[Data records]
------------------------------------------------------------

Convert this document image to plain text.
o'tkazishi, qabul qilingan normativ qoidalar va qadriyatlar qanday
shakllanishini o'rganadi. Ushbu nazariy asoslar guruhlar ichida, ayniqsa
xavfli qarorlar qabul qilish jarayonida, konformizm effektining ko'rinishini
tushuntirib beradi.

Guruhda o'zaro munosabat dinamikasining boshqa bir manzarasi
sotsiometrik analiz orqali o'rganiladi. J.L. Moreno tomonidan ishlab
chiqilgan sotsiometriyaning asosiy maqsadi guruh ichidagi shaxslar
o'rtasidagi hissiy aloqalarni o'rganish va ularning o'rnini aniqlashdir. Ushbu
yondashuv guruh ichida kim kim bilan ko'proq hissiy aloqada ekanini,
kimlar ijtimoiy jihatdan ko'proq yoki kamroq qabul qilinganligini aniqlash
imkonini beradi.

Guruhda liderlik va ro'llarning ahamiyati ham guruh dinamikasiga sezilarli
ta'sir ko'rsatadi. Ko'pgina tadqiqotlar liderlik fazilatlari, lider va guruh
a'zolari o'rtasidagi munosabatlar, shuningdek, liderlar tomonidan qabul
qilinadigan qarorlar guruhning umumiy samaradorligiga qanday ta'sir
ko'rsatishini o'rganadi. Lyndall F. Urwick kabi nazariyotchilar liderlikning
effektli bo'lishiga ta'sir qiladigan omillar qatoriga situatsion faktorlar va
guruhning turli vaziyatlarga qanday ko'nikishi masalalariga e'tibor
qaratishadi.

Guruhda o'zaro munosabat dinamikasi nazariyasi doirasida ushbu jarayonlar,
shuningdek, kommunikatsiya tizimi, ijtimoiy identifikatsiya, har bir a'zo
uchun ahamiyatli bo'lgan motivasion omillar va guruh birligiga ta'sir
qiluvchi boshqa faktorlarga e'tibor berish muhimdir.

------------------------------------------------------------

● **Work to complete**: Transcribe the whole listing exactly.

● **Output for this task**:
Convert this document image to plain text.
o'tkazishi, qabul qilingan normativ qoidalar va qadriyatlar qanday
shakllanishini o'rganadi. Ushbu nazariy asoslar guruhlar ichida, ayniqsa
xavfli qarorlar qabul qilish jarayonida, konformizm effektining ko'rinishini
tushuntirib beradi.

Guruhda o'zaro munosabat dinamikasining boshqa bir manzarasi
sotsiometrik analiz orqali o'rganiladi. J.L. Moreno tomonidan ishlab
chiqilgan sotsiometriyaning asosiy maqsadi guruh ichidagi shaxslar
o'rtasidagi hissiy aloqalarni o'rganish va ularning o'rnini aniqlashdir. Ushbu
yondashuv guruh ichida kim kim bilan ko'proq hissiy aloqada ekanini,
kimlar ijtimoiy jihatdan ko'proq yoki kamroq qabul qilinganligini aniqlash
imkonini beradi.

Guruhda liderlik va ro'llarning ahamiyati ham guruh dinamikasiga sezilarli
ta'sir ko'rsatadi. Ko'pgina tadqiqotlar liderlik fazilatlari, lider va guruh
a'zolari o'rtasidagi munosabatlar, shuningdek, liderlar tomonidan qabul
qilinadigan qarorlar guruhning umumiy samaradorligiga qanday ta'sir
ko'rsatishini o'rganadi. Lyndall F. Urwick kabi nazariyotchilar liderlikning
effektli bo'lishiga ta'sir qiladigan omillar qatoriga situatsion faktorlar va
guruhning turli vaziyatlarga qanday ko'nikishi masalalariga e'tibor
qaratishadi.

Guruhda o'zaro munosabat dinamikasi nazariyasi doirasida ushbu jarayonlar,
shuningdek, kommunikatsiya tizimi, ijtimoiy identifikatsiya, har bir a'zo
uchun ahamiyatli bo'lgan motivasion omillar va guruh birligiga ta'sir
qiluvchi boshqa faktorlarga e'tibor berish muhimdir.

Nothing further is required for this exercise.